Exercise objective: Exactly the lines from the one containing "Enumerate this screenshot's" through the final line of the listing are to be retyped, and nothing more.

(Dataset items)
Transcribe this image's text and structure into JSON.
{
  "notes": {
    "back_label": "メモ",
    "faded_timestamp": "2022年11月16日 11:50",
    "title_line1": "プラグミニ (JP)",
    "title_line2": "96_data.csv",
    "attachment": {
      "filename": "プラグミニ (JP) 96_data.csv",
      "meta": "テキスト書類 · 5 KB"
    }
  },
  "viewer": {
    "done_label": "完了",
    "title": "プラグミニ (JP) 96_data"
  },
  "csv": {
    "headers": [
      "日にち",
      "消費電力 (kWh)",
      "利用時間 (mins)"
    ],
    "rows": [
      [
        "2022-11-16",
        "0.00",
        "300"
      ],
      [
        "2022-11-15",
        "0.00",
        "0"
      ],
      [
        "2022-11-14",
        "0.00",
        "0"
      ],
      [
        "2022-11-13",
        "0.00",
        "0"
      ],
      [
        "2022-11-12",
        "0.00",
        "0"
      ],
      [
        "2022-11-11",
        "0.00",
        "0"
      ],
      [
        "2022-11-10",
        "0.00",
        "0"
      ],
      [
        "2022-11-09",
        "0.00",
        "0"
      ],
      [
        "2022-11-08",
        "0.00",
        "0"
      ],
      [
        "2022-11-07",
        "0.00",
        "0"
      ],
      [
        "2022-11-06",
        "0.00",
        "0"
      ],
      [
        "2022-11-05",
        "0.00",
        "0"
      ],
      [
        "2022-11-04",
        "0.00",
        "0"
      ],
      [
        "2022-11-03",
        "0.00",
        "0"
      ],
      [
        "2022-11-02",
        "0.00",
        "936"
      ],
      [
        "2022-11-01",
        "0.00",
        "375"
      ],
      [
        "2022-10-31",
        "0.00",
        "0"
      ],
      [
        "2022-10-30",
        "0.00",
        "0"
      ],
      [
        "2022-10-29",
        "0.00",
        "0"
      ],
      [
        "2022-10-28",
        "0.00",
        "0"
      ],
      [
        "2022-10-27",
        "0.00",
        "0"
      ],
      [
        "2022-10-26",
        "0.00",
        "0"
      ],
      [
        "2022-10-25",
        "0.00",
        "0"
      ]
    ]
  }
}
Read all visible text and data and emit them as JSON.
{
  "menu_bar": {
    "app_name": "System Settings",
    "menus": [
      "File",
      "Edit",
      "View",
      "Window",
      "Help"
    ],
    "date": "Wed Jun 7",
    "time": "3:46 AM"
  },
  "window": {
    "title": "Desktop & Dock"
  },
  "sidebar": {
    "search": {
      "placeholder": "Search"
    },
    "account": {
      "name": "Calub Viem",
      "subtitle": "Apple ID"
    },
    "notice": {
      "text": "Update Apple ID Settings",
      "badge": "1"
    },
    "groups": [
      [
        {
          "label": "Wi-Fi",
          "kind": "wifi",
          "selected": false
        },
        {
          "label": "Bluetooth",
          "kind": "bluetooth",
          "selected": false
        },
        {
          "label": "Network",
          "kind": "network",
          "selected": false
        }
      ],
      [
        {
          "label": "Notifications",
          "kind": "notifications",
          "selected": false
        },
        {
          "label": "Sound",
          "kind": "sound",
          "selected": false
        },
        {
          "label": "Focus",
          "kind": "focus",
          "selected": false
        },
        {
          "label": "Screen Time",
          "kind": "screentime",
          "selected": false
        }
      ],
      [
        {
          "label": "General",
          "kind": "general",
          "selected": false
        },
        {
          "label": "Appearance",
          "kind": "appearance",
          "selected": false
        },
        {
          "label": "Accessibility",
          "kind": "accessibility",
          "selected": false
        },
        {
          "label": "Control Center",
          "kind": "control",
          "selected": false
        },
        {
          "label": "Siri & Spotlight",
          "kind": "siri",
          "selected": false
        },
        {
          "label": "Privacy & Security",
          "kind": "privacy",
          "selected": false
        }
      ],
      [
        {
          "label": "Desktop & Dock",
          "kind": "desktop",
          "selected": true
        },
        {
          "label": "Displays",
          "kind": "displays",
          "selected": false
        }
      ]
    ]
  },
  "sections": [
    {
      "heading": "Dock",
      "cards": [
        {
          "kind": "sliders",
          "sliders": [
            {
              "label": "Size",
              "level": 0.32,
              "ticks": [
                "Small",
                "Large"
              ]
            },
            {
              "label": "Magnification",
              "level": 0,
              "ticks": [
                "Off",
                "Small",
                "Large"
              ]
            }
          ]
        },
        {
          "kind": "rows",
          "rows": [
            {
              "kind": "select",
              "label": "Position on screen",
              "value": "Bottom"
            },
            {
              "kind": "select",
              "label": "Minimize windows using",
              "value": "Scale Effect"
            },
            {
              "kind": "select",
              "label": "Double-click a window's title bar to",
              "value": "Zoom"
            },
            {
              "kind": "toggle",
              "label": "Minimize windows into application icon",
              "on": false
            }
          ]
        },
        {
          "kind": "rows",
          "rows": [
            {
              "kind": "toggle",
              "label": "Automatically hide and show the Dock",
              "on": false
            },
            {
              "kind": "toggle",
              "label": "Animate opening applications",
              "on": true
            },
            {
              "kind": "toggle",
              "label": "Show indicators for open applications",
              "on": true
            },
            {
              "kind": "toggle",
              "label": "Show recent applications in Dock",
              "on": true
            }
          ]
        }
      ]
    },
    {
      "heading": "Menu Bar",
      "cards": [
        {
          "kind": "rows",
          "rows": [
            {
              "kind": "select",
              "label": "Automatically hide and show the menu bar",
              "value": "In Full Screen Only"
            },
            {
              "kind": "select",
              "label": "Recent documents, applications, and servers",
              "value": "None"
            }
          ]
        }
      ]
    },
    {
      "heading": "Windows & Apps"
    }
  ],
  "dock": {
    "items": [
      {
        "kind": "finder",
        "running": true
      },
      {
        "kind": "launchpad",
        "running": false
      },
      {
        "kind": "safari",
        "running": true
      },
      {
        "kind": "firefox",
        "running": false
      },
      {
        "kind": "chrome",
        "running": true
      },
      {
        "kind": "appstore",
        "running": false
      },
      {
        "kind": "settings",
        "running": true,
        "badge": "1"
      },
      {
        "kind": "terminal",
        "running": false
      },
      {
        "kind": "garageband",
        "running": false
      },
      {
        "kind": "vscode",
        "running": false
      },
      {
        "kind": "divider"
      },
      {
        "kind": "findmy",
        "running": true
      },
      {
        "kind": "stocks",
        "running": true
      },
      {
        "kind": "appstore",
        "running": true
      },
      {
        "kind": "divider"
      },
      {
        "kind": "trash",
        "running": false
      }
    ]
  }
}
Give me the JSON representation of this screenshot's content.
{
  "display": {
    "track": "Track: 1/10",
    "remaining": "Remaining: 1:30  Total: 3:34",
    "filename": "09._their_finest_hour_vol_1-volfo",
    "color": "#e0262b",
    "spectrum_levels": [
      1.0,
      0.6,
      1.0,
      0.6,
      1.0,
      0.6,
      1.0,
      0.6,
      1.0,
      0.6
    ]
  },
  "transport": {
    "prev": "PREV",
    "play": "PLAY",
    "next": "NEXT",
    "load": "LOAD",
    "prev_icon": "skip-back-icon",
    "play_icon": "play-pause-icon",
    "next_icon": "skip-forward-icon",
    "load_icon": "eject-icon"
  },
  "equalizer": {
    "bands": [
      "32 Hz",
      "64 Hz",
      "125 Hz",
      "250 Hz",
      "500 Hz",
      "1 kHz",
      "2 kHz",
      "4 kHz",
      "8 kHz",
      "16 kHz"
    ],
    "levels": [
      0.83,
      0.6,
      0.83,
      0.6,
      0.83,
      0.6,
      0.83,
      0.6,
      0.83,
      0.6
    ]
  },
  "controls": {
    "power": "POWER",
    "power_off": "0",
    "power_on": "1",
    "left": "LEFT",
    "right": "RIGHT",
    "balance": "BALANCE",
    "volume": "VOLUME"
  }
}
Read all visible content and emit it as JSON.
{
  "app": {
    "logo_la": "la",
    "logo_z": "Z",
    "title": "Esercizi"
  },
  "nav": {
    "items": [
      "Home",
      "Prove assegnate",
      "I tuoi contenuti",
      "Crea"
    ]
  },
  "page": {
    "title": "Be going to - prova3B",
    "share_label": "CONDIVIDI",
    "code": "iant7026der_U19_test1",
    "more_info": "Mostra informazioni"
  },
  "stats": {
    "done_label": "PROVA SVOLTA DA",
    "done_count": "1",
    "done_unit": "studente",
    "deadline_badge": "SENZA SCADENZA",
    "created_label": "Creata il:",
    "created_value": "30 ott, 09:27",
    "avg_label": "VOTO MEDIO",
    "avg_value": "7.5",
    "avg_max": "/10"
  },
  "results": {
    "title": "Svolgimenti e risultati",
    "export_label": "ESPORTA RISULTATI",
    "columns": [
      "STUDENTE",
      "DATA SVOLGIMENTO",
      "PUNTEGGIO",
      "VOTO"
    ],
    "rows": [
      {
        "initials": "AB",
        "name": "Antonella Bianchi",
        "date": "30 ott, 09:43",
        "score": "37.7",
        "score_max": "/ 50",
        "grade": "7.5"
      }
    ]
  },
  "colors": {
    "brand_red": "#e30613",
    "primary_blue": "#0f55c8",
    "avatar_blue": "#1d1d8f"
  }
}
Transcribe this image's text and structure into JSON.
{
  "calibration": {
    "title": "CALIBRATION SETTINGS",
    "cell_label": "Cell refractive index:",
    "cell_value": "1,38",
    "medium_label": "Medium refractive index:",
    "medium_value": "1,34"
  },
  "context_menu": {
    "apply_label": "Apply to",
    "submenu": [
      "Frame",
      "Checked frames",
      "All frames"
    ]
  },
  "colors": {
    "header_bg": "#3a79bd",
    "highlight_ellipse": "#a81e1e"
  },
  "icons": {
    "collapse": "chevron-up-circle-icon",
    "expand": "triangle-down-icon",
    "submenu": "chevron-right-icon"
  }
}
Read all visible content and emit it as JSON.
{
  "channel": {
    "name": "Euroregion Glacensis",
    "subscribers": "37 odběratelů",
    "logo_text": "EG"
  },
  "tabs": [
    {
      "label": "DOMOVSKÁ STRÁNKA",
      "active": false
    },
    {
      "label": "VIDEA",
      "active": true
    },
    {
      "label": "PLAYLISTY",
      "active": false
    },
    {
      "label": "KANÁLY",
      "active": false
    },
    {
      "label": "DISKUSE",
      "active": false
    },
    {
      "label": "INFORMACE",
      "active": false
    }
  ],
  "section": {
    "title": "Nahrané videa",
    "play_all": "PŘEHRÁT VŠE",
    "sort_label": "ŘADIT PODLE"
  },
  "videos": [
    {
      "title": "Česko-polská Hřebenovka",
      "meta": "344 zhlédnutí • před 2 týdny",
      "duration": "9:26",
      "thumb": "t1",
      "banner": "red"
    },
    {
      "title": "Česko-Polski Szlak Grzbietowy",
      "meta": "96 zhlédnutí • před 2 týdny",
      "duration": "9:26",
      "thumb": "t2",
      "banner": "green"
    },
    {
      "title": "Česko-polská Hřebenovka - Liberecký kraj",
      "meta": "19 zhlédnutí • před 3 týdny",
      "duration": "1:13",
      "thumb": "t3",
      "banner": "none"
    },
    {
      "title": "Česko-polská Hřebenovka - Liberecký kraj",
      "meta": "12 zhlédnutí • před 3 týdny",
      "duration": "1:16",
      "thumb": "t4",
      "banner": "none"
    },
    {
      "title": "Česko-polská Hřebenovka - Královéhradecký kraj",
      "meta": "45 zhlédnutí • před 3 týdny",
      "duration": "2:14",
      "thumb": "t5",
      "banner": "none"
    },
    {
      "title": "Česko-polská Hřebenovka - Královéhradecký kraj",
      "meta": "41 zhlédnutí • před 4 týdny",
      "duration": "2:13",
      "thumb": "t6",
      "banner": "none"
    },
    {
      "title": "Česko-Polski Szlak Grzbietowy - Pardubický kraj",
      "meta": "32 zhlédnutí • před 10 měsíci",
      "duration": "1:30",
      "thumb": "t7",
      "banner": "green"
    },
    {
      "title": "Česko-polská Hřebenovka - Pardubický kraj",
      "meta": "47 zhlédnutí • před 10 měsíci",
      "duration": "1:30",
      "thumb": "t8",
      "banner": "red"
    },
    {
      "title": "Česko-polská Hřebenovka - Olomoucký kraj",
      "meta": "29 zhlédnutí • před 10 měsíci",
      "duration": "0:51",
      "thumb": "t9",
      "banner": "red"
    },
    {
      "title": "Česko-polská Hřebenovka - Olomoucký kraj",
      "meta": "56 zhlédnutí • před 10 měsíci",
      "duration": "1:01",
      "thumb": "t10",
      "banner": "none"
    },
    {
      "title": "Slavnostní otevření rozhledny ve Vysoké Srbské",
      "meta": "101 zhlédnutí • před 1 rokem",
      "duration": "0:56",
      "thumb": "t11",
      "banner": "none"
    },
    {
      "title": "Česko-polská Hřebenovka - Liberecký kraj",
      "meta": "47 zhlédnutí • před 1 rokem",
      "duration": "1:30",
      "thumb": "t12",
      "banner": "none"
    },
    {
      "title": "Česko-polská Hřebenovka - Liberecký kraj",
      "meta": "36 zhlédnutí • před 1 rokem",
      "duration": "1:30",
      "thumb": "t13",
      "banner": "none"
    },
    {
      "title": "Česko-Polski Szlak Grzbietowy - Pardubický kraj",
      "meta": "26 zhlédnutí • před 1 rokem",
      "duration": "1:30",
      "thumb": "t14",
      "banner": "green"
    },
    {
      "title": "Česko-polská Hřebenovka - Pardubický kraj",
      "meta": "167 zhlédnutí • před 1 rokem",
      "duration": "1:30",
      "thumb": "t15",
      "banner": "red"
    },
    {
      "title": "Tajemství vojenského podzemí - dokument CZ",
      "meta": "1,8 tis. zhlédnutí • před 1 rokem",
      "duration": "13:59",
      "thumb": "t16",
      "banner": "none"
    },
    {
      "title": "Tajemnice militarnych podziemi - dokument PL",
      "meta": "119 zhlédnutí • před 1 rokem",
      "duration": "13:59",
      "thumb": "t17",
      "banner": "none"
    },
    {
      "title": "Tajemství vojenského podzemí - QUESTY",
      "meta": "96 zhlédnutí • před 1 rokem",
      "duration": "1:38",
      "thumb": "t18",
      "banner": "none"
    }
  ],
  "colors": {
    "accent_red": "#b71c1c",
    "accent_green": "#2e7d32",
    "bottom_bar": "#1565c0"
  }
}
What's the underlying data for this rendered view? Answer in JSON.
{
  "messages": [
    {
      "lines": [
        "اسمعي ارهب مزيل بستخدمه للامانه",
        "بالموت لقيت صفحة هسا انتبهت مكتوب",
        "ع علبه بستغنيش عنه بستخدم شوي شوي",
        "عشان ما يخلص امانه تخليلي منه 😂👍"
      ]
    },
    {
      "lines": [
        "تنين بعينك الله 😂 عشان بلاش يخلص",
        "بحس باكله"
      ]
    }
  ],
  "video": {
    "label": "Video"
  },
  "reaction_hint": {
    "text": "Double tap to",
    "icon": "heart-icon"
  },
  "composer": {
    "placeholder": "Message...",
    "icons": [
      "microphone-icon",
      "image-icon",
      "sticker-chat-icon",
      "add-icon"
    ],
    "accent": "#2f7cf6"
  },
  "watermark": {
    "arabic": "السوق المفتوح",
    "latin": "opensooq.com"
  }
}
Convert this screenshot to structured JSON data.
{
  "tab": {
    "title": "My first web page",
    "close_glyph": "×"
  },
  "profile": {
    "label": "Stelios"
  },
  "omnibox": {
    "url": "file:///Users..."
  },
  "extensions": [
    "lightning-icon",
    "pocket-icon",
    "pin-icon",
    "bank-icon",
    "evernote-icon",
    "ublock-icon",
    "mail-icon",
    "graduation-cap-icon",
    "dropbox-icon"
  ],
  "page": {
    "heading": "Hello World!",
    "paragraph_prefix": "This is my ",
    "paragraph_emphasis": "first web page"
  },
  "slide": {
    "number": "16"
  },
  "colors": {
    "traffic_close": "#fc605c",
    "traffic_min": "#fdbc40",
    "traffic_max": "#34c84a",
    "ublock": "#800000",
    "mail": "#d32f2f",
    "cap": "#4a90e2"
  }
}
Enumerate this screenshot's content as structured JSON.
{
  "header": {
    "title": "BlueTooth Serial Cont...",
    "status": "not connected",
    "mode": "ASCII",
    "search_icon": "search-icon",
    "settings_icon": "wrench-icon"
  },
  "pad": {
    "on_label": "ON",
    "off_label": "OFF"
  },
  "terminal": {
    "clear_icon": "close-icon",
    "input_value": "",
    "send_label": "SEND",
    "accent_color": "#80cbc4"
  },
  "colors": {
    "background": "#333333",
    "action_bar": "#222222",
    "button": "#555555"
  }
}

Answer to this exercise:
Enumerate this screenshot's content as structured JSON.
{
  "header": {
    "title": "BlueTooth Serial Cont...",
    "status": "not connected",
    "mode": "ASCII",
    "search_icon": "search-icon",
    "settings_icon": "wrench-icon"
  },
  "pad": {
    "on_label": "ON",
    "off_label": "OFF"
  },
  "terminal": {
    "clear_icon": "close-icon",
    "input_value": "",
    "send_label": "SEND",
    "accent_color": "#80cbc4"
  },
  "colors": {
    "background": "#333333",
    "action_bar": "#222222",
    "button": "#555555"
  }
}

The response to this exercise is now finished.